[Records from a data source]

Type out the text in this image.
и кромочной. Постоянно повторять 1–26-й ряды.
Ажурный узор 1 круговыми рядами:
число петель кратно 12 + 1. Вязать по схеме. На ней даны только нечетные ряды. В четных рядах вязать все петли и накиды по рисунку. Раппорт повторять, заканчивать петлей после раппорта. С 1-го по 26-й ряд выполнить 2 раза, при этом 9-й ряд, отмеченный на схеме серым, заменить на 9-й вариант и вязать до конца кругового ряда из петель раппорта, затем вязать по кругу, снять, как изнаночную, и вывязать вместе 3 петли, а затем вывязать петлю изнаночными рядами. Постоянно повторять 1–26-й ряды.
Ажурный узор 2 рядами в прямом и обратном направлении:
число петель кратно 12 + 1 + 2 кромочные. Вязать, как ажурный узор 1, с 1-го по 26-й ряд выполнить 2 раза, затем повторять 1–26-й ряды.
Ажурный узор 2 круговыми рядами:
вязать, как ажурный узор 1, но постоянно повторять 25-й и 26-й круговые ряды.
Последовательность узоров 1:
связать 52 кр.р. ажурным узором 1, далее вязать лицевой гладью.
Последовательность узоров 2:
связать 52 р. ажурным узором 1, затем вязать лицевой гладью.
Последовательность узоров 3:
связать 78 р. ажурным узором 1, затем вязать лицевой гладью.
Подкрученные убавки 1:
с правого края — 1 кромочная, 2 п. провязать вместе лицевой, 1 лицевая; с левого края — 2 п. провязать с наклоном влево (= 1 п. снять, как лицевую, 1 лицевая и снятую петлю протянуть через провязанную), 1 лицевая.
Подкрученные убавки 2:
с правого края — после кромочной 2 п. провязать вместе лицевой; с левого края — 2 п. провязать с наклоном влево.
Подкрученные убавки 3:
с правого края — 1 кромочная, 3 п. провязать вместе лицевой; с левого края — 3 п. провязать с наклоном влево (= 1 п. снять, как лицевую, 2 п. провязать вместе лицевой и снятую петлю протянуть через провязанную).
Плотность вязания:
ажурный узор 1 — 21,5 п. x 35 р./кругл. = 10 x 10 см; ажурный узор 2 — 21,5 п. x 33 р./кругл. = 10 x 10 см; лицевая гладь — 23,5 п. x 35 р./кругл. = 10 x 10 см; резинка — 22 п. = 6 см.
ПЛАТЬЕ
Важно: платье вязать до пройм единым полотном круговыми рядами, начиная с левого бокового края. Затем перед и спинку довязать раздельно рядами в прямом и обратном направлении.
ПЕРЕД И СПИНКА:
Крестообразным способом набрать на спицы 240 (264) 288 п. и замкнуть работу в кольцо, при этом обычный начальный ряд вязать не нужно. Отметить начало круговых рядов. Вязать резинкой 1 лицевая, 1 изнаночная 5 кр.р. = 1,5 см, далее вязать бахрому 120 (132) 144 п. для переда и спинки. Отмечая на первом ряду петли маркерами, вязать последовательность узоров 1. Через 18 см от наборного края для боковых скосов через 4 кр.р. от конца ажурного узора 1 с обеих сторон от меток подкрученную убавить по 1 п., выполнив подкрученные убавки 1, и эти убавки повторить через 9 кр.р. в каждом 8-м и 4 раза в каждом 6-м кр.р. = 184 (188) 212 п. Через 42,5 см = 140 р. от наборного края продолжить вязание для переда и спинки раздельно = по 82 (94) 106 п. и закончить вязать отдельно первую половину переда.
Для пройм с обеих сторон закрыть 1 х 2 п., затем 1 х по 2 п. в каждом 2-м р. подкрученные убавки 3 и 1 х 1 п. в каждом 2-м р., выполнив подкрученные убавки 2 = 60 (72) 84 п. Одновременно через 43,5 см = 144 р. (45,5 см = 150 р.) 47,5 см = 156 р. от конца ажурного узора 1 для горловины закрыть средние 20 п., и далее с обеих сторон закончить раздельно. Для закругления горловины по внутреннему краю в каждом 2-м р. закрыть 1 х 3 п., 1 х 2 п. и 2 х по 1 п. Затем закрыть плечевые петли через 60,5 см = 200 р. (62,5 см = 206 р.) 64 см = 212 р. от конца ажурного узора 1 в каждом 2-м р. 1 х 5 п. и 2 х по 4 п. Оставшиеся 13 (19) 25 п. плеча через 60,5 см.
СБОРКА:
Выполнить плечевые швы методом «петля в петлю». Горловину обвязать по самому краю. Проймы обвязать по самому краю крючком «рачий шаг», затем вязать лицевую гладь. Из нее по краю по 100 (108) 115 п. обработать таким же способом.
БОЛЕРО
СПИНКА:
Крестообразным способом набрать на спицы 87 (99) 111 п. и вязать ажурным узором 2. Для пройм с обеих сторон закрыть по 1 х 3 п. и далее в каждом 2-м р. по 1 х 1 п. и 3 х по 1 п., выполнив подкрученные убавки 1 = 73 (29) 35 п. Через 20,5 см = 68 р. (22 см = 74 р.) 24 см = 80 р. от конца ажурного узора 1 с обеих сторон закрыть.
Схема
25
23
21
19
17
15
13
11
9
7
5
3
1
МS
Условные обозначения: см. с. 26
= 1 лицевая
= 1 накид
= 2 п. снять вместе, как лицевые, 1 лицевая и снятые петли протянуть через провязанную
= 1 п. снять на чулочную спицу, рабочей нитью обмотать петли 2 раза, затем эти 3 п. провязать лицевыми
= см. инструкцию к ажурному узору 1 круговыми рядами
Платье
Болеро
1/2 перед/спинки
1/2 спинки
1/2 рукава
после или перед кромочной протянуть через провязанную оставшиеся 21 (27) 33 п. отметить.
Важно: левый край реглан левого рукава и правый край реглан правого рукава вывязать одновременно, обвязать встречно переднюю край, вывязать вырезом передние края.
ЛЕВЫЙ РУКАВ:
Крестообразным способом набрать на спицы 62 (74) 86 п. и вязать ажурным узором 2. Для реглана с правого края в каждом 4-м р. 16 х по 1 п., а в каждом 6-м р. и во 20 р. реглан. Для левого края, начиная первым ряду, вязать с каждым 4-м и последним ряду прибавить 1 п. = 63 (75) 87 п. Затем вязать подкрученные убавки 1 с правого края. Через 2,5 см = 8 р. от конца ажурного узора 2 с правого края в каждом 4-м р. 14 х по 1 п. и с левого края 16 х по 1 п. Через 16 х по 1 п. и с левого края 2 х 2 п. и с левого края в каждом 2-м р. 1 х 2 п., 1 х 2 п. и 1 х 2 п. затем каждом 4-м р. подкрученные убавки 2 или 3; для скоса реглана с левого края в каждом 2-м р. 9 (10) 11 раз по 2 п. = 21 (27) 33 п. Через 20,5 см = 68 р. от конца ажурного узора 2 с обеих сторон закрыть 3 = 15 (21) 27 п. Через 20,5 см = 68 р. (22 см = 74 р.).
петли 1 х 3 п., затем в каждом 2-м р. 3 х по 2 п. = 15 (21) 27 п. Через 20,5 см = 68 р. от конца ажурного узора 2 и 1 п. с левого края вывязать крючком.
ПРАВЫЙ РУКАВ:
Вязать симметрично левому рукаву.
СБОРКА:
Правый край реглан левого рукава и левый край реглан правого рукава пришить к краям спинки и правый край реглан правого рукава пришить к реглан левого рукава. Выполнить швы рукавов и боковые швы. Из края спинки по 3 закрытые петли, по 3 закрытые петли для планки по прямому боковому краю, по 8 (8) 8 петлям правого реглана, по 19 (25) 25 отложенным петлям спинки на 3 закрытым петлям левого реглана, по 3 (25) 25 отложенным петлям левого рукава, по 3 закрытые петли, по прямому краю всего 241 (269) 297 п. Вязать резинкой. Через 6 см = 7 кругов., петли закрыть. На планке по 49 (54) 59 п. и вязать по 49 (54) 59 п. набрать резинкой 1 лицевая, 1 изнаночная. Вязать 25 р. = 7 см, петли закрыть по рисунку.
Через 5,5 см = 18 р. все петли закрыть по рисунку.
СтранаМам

**PROMPT:**
Pick out the lines that include the word "направлении" and write them out.

**EXERCISE OUTPUT:**
Ажурный узор 2 рядами в прямом и обратном направлении:
Важно: платье вязать до пройм единым полотном круговыми рядами, начиная с левого бокового края. Затем перед и спинку довязать раздельно рядами в прямом и обратном направлении.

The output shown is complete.